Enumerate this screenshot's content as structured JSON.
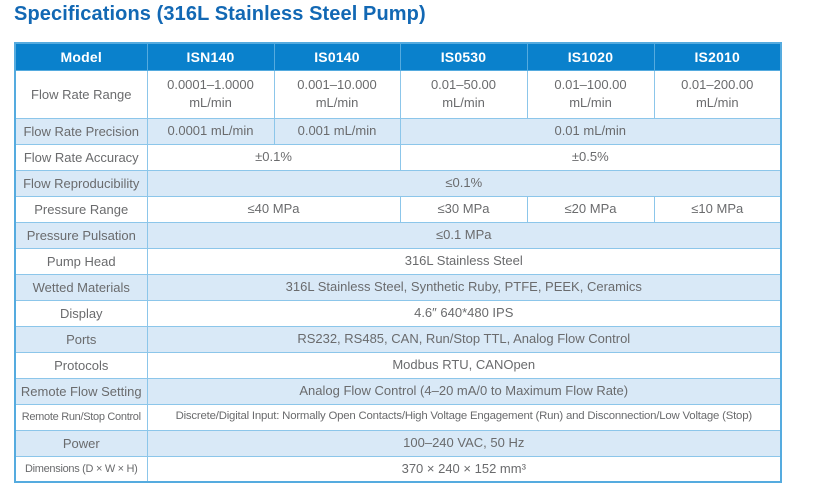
{
  "title": "Specifications (316L Stainless Steel Pump)",
  "colors": {
    "title_blue": "#1268b4",
    "header_bg": "#0a81cc",
    "header_text": "#ffffff",
    "alt_row_bg": "#d9e9f7",
    "border_inner": "#8cc6ea",
    "border_outer": "#55abdf",
    "body_text": "#6a6b6d"
  },
  "table": {
    "header": [
      "Model",
      "ISN140",
      "IS0140",
      "IS0530",
      "IS1020",
      "IS2010"
    ],
    "rows": [
      {
        "label": "Flow Rate Range",
        "cells": [
          {
            "text": "0.0001–1.0000\nmL/min",
            "span": 1
          },
          {
            "text": "0.001–10.000\nmL/min",
            "span": 1
          },
          {
            "text": "0.01–50.00\nmL/min",
            "span": 1
          },
          {
            "text": "0.01–100.00\nmL/min",
            "span": 1
          },
          {
            "text": "0.01–200.00\nmL/min",
            "span": 1
          }
        ]
      },
      {
        "label": "Flow Rate Precision",
        "cells": [
          {
            "text": "0.0001 mL/min",
            "span": 1
          },
          {
            "text": "0.001 mL/min",
            "span": 1
          },
          {
            "text": "0.01 mL/min",
            "span": 3
          }
        ]
      },
      {
        "label": "Flow Rate Accuracy",
        "cells": [
          {
            "text": "±0.1%",
            "span": 2
          },
          {
            "text": "±0.5%",
            "span": 3
          }
        ]
      },
      {
        "label": "Flow Reproducibility",
        "cells": [
          {
            "text": "≤0.1%",
            "span": 5
          }
        ]
      },
      {
        "label": "Pressure Range",
        "cells": [
          {
            "text": "≤40 MPa",
            "span": 2
          },
          {
            "text": "≤30 MPa",
            "span": 1
          },
          {
            "text": "≤20 MPa",
            "span": 1
          },
          {
            "text": "≤10 MPa",
            "span": 1
          }
        ]
      },
      {
        "label": "Pressure Pulsation",
        "cells": [
          {
            "text": "≤0.1 MPa",
            "span": 5
          }
        ]
      },
      {
        "label": "Pump Head",
        "cells": [
          {
            "text": "316L Stainless Steel",
            "span": 5
          }
        ]
      },
      {
        "label": "Wetted Materials",
        "cells": [
          {
            "text": "316L Stainless Steel, Synthetic Ruby, PTFE, PEEK, Ceramics",
            "span": 5
          }
        ]
      },
      {
        "label": "Display",
        "cells": [
          {
            "text": "4.6″  640*480 IPS",
            "span": 5
          }
        ]
      },
      {
        "label": "Ports",
        "cells": [
          {
            "text": "RS232, RS485, CAN, Run/Stop TTL, Analog Flow Control",
            "span": 5
          }
        ]
      },
      {
        "label": "Protocols",
        "cells": [
          {
            "text": "Modbus RTU, CANOpen",
            "span": 5
          }
        ]
      },
      {
        "label": "Remote Flow Setting",
        "cells": [
          {
            "text": "Analog Flow Control (4–20 mA/0 to Maximum Flow Rate)",
            "span": 5
          }
        ]
      },
      {
        "label": "Remote Run/Stop Control",
        "cells": [
          {
            "text": "Discrete/Digital Input: Normally Open Contacts/High Voltage Engagement (Run) and Disconnection/Low Voltage (Stop)",
            "span": 5
          }
        ]
      },
      {
        "label": "Power",
        "cells": [
          {
            "text": "100–240 VAC, 50 Hz",
            "span": 5
          }
        ]
      },
      {
        "label": "Dimensions (D × W × H)",
        "cells": [
          {
            "text": "370 × 240 × 152 mm³",
            "span": 5
          }
        ]
      }
    ]
  }
}
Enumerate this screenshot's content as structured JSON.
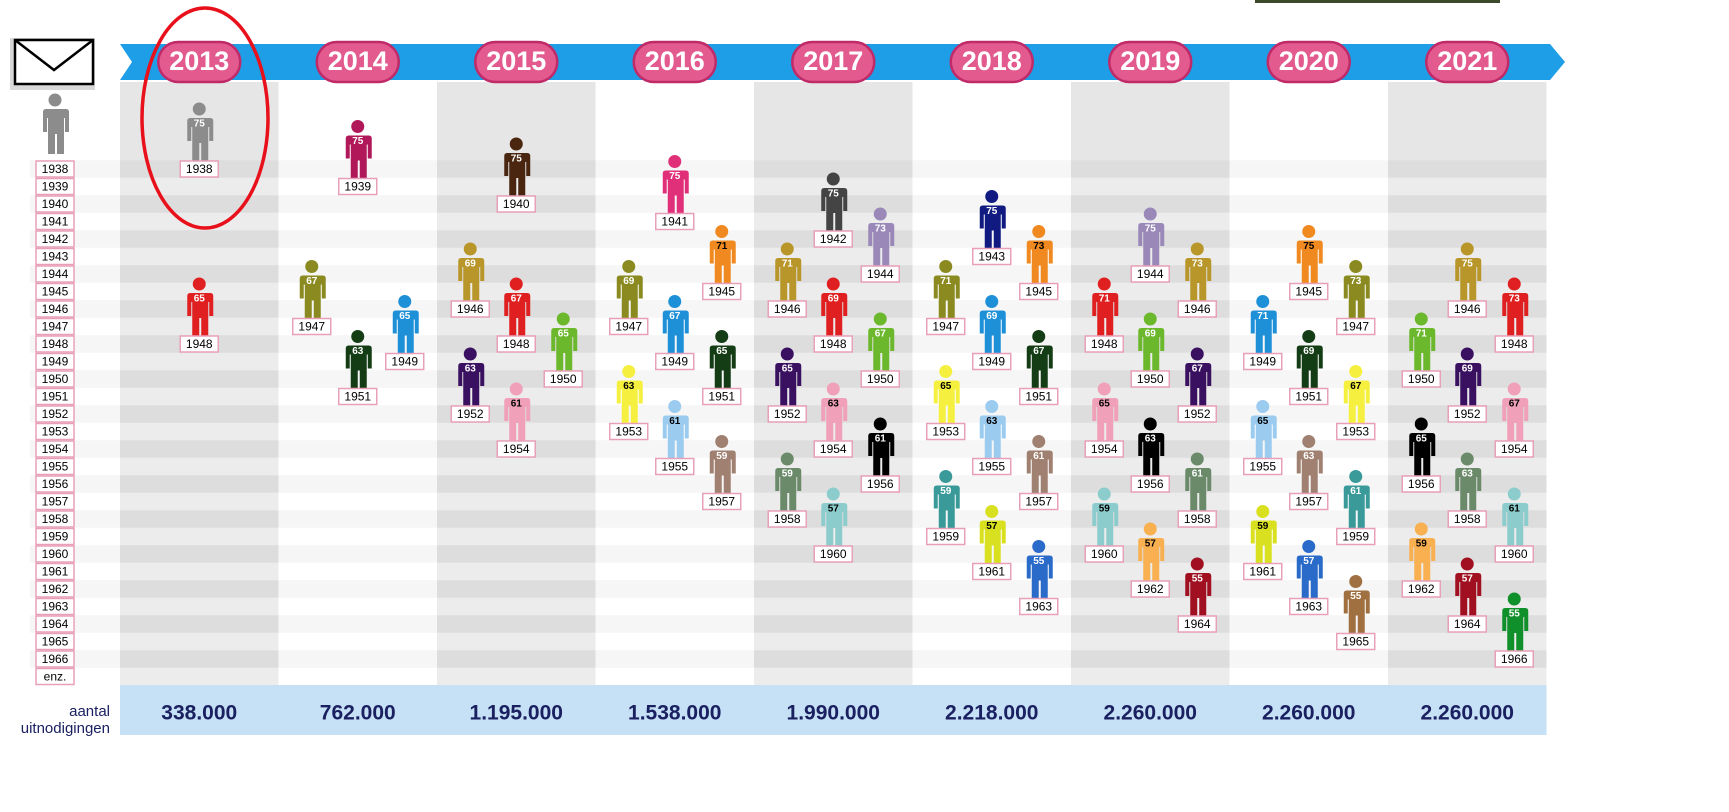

**What to produce**
Give an exact reproduction of every line, leaving out any picture.

**Result for this task**
Enumerate this screenshot's content as structured JSON.
{
  "title": "Specifications (316L Stainless Steel Pump)",
  "colors": {
    "title_blue": "#1268b4",
    "header_bg": "#0a81cc",
    "header_text": "#ffffff",
    "alt_row_bg": "#d9e9f7",
    "border_inner": "#8cc6ea",
    "border_outer": "#55abdf",
    "body_text": "#6a6b6d"
  },
  "table": {
    "header": [
      "Model",
      "ISN140",
      "IS0140",
      "IS0530",
      "IS1020",
      "IS2010"
    ],
    "rows": [
      {
        "label": "Flow Rate Range",
        "cells": [
          {
            "text": "0.0001–1.0000\nmL/min",
            "span": 1
          },
          {
            "text": "0.001–10.000\nmL/min",
            "span": 1
          },
          {
            "text": "0.01–50.00\nmL/min",
            "span": 1
          },
          {
            "text": "0.01–100.00\nmL/min",
            "span": 1
          },
          {
            "text": "0.01–200.00\nmL/min",
            "span": 1
          }
        ]
      },
      {
        "label": "Flow Rate Precision",
        "cells": [
          {
            "text": "0.0001 mL/min",
            "span": 1
          },
          {
            "text": "0.001 mL/min",
            "span": 1
          },
          {
            "text": "0.01 mL/min",
            "span": 3
          }
        ]
      },
      {
        "label": "Flow Rate Accuracy",
        "cells": [
          {
            "text": "±0.1%",
            "span": 2
          },
          {
            "text": "±0.5%",
            "span": 3
          }
        ]
      },
      {
        "label": "Flow Reproducibility",
        "cells": [
          {
            "text": "≤0.1%",
            "span": 5
          }
        ]
      },
      {
        "label": "Pressure Range",
        "cells": [
          {
            "text": "≤40 MPa",
            "span": 2
          },
          {
            "text": "≤30 MPa",
            "span": 1
          },
          {
            "text": "≤20 MPa",
            "span": 1
          },
          {
            "text": "≤10 MPa",
            "span": 1
          }
        ]
      },
      {
        "label": "Pressure Pulsation",
        "cells": [
          {
            "text": "≤0.1 MPa",
            "span": 5
          }
        ]
      },
      {
        "label": "Pump Head",
        "cells": [
          {
            "text": "316L Stainless Steel",
            "span": 5
          }
        ]
      },
      {
        "label": "Wetted Materials",
        "cells": [
          {
            "text": "316L Stainless Steel, Synthetic Ruby, PTFE, PEEK, Ceramics",
            "span": 5
          }
        ]
      },
      {
        "label": "Display",
        "cells": [
          {
            "text": "4.6″  640*480 IPS",
            "span": 5
          }
        ]
      },
      {
        "label": "Ports",
        "cells": [
          {
            "text": "RS232, RS485, CAN, Run/Stop TTL, Analog Flow Control",
            "span": 5
          }
        ]
      },
      {
        "label": "Protocols",
        "cells": [
          {
            "text": "Modbus RTU, CANOpen",
            "span": 5
          }
        ]
      },
      {
        "label": "Remote Flow Setting",
        "cells": [
          {
            "text": "Analog Flow Control (4–20 mA/0 to Maximum Flow Rate)",
            "span": 5
          }
        ]
      },
      {
        "label": "Remote Run/Stop Control",
        "cells": [
          {
            "text": "Discrete/Digital Input: Normally Open Contacts/High Voltage Engagement (Run) and Disconnection/Low Voltage (Stop)",
            "span": 5
          }
        ]
      },
      {
        "label": "Power",
        "cells": [
          {
            "text": "100–240 VAC, 50 Hz",
            "span": 5
          }
        ]
      },
      {
        "label": "Dimensions (D × W × H)",
        "cells": [
          {
            "text": "370 × 240 × 152 mm³",
            "span": 5
          }
        ]
      }
    ]
  }
}
Enumerate this screenshot's content as structured JSON.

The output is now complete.